Tally every line of the listing below that holds "title", then give the tally alone.

▸ Items from a figure collection
......

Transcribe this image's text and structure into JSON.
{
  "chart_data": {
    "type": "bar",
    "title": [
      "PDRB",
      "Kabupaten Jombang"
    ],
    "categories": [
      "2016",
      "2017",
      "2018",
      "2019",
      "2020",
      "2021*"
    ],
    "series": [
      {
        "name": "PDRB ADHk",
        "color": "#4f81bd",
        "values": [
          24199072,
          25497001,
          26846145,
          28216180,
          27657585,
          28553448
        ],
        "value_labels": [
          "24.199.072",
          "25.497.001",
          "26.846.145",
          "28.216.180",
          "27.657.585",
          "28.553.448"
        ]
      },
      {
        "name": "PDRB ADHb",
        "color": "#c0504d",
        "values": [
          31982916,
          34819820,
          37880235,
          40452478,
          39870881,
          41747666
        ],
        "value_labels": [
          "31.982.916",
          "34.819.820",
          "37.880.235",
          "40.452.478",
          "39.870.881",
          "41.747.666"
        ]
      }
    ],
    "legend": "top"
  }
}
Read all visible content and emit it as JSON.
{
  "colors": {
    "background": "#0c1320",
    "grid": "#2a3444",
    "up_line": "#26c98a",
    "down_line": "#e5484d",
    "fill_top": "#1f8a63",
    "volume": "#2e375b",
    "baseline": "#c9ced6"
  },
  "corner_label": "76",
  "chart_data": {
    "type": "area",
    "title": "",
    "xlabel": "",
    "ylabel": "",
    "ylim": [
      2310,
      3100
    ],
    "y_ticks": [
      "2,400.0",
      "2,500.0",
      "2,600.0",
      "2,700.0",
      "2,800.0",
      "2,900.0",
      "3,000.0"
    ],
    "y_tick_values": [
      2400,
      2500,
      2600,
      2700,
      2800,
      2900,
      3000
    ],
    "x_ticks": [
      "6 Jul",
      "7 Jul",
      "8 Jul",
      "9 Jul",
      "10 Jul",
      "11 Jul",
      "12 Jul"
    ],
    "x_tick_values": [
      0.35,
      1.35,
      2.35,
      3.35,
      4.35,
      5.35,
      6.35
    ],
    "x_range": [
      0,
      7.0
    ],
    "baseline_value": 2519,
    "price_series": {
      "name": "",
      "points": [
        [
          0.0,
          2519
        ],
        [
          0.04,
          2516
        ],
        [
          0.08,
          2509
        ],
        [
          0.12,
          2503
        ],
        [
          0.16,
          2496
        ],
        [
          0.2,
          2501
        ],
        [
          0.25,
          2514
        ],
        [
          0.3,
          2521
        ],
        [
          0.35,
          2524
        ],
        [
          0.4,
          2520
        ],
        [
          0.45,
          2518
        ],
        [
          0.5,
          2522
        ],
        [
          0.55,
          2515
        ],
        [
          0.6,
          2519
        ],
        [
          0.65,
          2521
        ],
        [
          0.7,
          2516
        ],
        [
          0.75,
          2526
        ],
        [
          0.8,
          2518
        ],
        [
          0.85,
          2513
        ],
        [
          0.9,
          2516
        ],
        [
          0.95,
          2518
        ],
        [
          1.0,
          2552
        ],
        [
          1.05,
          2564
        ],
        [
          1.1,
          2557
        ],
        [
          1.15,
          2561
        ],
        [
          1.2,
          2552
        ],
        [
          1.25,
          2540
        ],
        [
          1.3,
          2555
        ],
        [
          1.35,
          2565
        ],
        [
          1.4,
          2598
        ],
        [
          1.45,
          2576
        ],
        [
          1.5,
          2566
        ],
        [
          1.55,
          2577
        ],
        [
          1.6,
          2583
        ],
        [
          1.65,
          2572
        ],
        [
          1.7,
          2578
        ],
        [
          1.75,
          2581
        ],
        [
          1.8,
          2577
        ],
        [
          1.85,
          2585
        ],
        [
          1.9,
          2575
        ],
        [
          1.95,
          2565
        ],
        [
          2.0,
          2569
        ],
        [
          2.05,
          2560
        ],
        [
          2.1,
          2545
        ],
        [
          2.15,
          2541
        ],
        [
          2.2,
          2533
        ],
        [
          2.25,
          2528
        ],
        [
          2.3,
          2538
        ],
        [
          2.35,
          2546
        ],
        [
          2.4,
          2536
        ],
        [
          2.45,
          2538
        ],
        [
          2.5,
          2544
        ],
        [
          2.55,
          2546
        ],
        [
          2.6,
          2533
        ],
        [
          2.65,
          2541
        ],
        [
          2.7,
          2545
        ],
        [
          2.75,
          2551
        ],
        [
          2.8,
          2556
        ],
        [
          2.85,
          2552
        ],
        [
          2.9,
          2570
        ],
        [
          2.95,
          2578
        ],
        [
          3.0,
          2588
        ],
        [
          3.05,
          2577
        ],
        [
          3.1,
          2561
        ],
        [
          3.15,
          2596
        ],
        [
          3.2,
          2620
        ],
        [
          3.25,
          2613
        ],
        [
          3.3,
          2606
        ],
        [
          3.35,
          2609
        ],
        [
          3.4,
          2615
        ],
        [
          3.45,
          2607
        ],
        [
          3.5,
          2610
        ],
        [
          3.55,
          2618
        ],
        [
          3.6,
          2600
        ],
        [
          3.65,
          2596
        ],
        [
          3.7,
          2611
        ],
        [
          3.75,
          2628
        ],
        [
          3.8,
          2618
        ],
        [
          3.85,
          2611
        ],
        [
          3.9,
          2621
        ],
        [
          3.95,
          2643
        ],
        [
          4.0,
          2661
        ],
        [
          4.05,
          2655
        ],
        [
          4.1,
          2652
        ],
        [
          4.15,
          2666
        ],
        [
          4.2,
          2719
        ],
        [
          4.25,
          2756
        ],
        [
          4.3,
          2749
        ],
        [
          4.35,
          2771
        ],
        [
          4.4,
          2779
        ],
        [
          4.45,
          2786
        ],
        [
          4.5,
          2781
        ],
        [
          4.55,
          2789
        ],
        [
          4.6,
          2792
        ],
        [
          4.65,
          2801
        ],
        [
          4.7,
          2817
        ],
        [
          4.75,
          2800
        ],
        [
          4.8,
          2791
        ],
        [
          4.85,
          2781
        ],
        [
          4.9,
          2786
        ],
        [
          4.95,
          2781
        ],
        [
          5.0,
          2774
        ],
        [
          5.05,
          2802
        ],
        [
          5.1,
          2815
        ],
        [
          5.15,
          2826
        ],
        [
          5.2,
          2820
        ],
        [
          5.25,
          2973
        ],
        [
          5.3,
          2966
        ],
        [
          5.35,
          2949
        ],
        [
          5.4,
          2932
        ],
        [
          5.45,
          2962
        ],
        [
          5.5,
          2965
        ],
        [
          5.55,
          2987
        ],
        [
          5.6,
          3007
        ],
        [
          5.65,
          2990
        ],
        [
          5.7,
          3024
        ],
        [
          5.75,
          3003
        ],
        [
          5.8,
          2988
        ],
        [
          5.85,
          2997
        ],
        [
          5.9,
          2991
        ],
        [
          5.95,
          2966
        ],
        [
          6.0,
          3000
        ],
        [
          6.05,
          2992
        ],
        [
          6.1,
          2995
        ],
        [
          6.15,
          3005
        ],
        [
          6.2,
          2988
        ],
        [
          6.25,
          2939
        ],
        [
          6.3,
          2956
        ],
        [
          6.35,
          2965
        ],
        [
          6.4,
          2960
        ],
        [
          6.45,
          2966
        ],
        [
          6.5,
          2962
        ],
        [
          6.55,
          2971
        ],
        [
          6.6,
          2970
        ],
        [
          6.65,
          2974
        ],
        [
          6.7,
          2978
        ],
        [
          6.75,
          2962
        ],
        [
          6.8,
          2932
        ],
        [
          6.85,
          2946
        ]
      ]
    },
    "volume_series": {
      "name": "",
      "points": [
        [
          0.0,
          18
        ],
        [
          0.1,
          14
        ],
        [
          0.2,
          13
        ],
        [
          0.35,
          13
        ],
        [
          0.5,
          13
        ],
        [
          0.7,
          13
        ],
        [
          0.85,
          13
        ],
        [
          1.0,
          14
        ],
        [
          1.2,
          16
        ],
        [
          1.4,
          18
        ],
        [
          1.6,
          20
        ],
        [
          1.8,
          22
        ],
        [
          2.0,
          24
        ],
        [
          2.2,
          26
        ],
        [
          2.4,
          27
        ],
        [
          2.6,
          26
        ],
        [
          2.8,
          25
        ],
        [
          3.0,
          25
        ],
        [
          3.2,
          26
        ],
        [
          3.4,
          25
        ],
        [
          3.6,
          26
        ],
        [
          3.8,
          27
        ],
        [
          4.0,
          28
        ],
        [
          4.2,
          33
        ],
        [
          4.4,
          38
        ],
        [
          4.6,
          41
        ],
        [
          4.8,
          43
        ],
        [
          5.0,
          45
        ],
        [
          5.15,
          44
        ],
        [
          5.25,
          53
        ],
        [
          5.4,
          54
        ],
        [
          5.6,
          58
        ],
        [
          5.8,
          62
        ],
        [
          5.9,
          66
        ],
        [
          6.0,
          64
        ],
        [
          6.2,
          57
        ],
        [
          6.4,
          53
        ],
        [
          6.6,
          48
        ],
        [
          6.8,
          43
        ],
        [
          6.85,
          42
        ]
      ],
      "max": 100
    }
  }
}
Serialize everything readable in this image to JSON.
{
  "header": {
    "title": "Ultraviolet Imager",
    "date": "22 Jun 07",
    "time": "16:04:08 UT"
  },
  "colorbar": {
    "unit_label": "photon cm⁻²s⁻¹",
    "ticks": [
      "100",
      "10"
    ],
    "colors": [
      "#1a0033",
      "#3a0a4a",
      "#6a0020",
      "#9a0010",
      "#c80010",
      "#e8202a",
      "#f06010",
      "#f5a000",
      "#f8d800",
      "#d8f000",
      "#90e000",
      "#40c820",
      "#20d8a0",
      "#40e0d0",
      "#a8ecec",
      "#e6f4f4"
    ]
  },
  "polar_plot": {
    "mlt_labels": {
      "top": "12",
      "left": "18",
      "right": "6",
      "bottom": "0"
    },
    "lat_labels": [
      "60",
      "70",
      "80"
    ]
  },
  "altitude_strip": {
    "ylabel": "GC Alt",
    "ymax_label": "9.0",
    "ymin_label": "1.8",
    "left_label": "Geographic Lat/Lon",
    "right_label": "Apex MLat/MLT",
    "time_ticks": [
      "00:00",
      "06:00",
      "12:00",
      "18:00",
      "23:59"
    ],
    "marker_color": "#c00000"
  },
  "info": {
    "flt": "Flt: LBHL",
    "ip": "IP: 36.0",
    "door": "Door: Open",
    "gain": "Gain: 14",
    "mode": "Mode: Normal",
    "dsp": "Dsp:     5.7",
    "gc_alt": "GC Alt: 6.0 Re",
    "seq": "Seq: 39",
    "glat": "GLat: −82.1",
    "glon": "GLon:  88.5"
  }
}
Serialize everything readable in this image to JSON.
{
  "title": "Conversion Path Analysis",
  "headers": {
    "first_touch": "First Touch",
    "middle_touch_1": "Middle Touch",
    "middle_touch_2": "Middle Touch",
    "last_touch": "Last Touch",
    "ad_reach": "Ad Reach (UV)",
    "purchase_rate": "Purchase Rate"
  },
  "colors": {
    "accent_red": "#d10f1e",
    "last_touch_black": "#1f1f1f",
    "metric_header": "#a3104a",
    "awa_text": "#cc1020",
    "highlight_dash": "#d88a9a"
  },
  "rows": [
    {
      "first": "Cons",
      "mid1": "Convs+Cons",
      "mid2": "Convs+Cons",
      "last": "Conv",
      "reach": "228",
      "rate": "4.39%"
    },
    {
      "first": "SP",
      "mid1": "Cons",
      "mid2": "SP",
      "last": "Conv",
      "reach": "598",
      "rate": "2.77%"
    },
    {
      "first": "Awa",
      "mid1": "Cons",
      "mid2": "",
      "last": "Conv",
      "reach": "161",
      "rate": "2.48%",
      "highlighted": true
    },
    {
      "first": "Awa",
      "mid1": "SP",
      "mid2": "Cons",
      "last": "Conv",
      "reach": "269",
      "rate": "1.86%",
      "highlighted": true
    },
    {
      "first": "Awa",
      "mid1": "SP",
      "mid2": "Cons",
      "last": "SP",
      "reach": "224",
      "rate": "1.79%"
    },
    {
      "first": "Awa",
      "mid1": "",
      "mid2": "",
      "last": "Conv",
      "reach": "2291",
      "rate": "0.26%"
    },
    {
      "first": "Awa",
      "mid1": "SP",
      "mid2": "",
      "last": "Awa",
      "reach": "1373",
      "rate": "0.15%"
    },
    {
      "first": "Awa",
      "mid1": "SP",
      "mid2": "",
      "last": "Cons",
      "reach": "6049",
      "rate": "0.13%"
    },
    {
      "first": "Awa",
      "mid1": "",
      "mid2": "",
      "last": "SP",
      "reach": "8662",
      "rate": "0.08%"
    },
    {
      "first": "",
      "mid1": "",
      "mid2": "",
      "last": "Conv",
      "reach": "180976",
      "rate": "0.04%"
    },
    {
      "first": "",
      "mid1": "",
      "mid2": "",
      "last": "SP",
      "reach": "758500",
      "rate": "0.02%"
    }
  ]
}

......

▸ Result
4